Data entries:
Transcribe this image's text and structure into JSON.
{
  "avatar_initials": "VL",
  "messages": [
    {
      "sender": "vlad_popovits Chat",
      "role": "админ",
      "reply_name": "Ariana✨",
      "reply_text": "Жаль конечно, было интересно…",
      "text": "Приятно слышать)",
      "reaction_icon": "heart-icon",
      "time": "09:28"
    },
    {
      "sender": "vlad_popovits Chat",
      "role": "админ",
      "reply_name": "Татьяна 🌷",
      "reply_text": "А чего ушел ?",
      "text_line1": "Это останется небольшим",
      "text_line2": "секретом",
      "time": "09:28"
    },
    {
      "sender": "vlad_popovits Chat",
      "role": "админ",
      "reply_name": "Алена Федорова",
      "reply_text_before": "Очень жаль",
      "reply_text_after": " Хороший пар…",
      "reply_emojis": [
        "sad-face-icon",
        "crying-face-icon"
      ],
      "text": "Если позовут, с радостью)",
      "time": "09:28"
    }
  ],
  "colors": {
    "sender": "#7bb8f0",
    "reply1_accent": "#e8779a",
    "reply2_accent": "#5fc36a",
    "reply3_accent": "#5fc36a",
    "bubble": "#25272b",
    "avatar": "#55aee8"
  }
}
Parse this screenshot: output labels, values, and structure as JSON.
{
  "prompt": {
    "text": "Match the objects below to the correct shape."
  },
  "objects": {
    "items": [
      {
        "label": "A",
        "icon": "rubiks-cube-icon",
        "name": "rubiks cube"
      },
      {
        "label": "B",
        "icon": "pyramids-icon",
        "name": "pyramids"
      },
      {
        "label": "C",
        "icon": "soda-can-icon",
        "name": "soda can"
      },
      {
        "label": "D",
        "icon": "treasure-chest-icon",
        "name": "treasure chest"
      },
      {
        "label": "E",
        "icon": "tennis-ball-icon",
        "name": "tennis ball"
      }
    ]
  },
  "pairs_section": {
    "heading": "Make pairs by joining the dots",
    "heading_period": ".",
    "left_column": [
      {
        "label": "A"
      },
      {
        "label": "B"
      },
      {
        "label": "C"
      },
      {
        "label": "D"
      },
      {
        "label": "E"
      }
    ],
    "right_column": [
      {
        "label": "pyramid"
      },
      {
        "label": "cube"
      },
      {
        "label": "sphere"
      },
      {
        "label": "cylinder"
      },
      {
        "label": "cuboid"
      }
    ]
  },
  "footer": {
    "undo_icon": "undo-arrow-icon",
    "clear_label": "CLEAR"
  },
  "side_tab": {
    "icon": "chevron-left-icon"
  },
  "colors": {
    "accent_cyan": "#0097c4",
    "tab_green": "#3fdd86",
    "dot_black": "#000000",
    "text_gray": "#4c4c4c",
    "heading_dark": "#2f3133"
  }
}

YOUR OBJECTIVE | Write out every entry above, word for word.

SOLUTION BELOW |
Transcribe this image's text and structure into JSON.
{
  "avatar_initials": "VL",
  "messages": [
    {
      "sender": "vlad_popovits Chat",
      "role": "админ",
      "reply_name": "Ariana✨",
      "reply_text": "Жаль конечно, было интересно…",
      "text": "Приятно слышать)",
      "reaction_icon": "heart-icon",
      "time": "09:28"
    },
    {
      "sender": "vlad_popovits Chat",
      "role": "админ",
      "reply_name": "Татьяна 🌷",
      "reply_text": "А чего ушел ?",
      "text_line1": "Это останется небольшим",
      "text_line2": "секретом",
      "time": "09:28"
    },
    {
      "sender": "vlad_popovits Chat",
      "role": "админ",
      "reply_name": "Алена Федорова",
      "reply_text_before": "Очень жаль",
      "reply_text_after": " Хороший пар…",
      "reply_emojis": [
        "sad-face-icon",
        "crying-face-icon"
      ],
      "text": "Если позовут, с радостью)",
      "time": "09:28"
    }
  ],
  "colors": {
    "sender": "#7bb8f0",
    "reply1_accent": "#e8779a",
    "reply2_accent": "#5fc36a",
    "reply3_accent": "#5fc36a",
    "bubble": "#25272b",
    "avatar": "#55aee8"
  }
}
Parse this screenshot: output labels, values, and structure as JSON.
{
  "prompt": {
    "text": "Match the objects below to the correct shape."
  },
  "objects": {
    "items": [
      {
        "label": "A",
        "icon": "rubiks-cube-icon",
        "name": "rubiks cube"
      },
      {
        "label": "B",
        "icon": "pyramids-icon",
        "name": "pyramids"
      },
      {
        "label": "C",
        "icon": "soda-can-icon",
        "name": "soda can"
      },
      {
        "label": "D",
        "icon": "treasure-chest-icon",
        "name": "treasure chest"
      },
      {
        "label": "E",
        "icon": "tennis-ball-icon",
        "name": "tennis ball"
      }
    ]
  },
  "pairs_section": {
    "heading": "Make pairs by joining the dots",
    "heading_period": ".",
    "left_column": [
      {
        "label": "A"
      },
      {
        "label": "B"
      },
      {
        "label": "C"
      },
      {
        "label": "D"
      },
      {
        "label": "E"
      }
    ],
    "right_column": [
      {
        "label": "pyramid"
      },
      {
        "label": "cube"
      },
      {
        "label": "sphere"
      },
      {
        "label": "cylinder"
      },
      {
        "label": "cuboid"
      }
    ]
  },
  "footer": {
    "undo_icon": "undo-arrow-icon",
    "clear_label": "CLEAR"
  },
  "side_tab": {
    "icon": "chevron-left-icon"
  },
  "colors": {
    "accent_cyan": "#0097c4",
    "tab_green": "#3fdd86",
    "dot_black": "#000000",
    "text_gray": "#4c4c4c",
    "heading_dark": "#2f3133"
  }
}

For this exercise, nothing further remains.